▶ [LISTING]
# # #

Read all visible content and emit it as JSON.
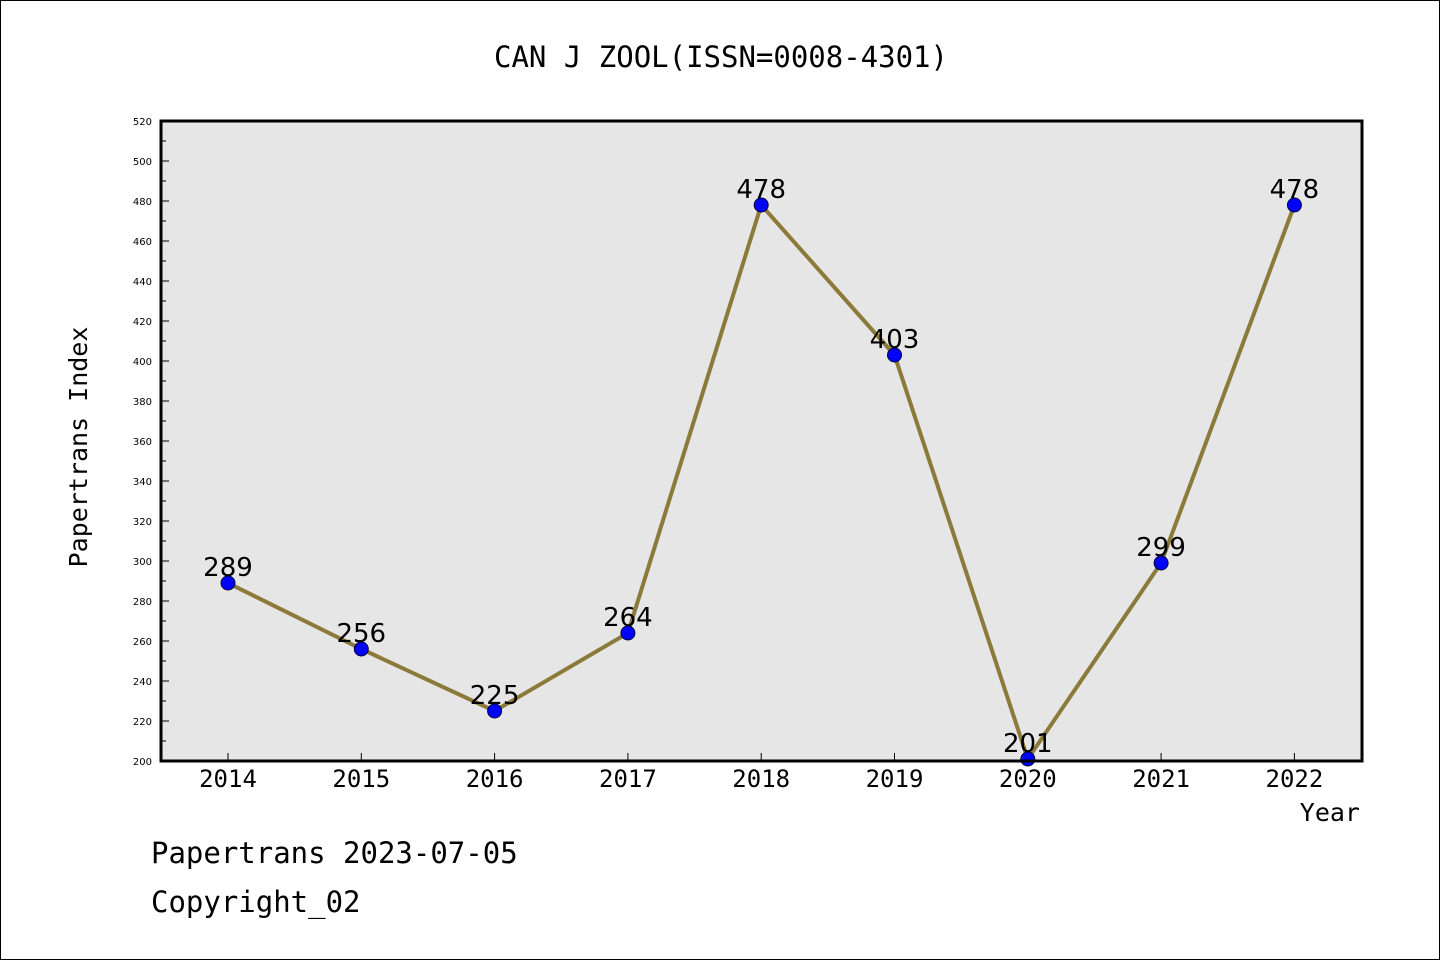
{
  "chart_data": {
    "type": "line",
    "title": "CAN J ZOOL(ISSN=0008-4301)",
    "xlabel": "Year",
    "ylabel": "Papertrans Index",
    "categories": [
      "2014",
      "2015",
      "2016",
      "2017",
      "2018",
      "2019",
      "2020",
      "2021",
      "2022"
    ],
    "series": [
      {
        "values": [
          289,
          256,
          225,
          264,
          478,
          403,
          201,
          299,
          478
        ],
        "data_labels": [
          "289",
          "256",
          "225",
          "264",
          "478",
          "403",
          "201",
          "299",
          "478"
        ],
        "line_color": "#8b7a3a",
        "marker_color": "#0000ff"
      }
    ],
    "ylim": [
      200,
      520
    ],
    "yticks": [
      200,
      220,
      240,
      260,
      280,
      300,
      320,
      340,
      360,
      380,
      400,
      420,
      440,
      460,
      480,
      500,
      520
    ],
    "ytick_labels": [
      "200",
      "220",
      "240",
      "260",
      "280",
      "300",
      "320",
      "340",
      "360",
      "380",
      "400",
      "420",
      "440",
      "460",
      "480",
      "500",
      "520"
    ],
    "plot_background": "#e6e6e6",
    "grid": false
  },
  "footer": {
    "line1": "Papertrans 2023-07-05",
    "line2": "Copyright_02"
  }
}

# # #

▶ [TASK PROMPT]
Copy the entries exactly. Leave out the images.

▶ [COMPLETED EXERCISE]
Read all visible content and emit it as JSON.
{
  "chart_data": {
    "type": "line",
    "title": "CAN J ZOOL(ISSN=0008-4301)",
    "xlabel": "Year",
    "ylabel": "Papertrans Index",
    "categories": [
      "2014",
      "2015",
      "2016",
      "2017",
      "2018",
      "2019",
      "2020",
      "2021",
      "2022"
    ],
    "series": [
      {
        "values": [
          289,
          256,
          225,
          264,
          478,
          403,
          201,
          299,
          478
        ],
        "data_labels": [
          "289",
          "256",
          "225",
          "264",
          "478",
          "403",
          "201",
          "299",
          "478"
        ],
        "line_color": "#8b7a3a",
        "marker_color": "#0000ff"
      }
    ],
    "ylim": [
      200,
      520
    ],
    "yticks": [
      200,
      220,
      240,
      260,
      280,
      300,
      320,
      340,
      360,
      380,
      400,
      420,
      440,
      460,
      480,
      500,
      520
    ],
    "ytick_labels": [
      "200",
      "220",
      "240",
      "260",
      "280",
      "300",
      "320",
      "340",
      "360",
      "380",
      "400",
      "420",
      "440",
      "460",
      "480",
      "500",
      "520"
    ],
    "plot_background": "#e6e6e6",
    "grid": false
  },
  "footer": {
    "line1": "Papertrans 2023-07-05",
    "line2": "Copyright_02"
  }
}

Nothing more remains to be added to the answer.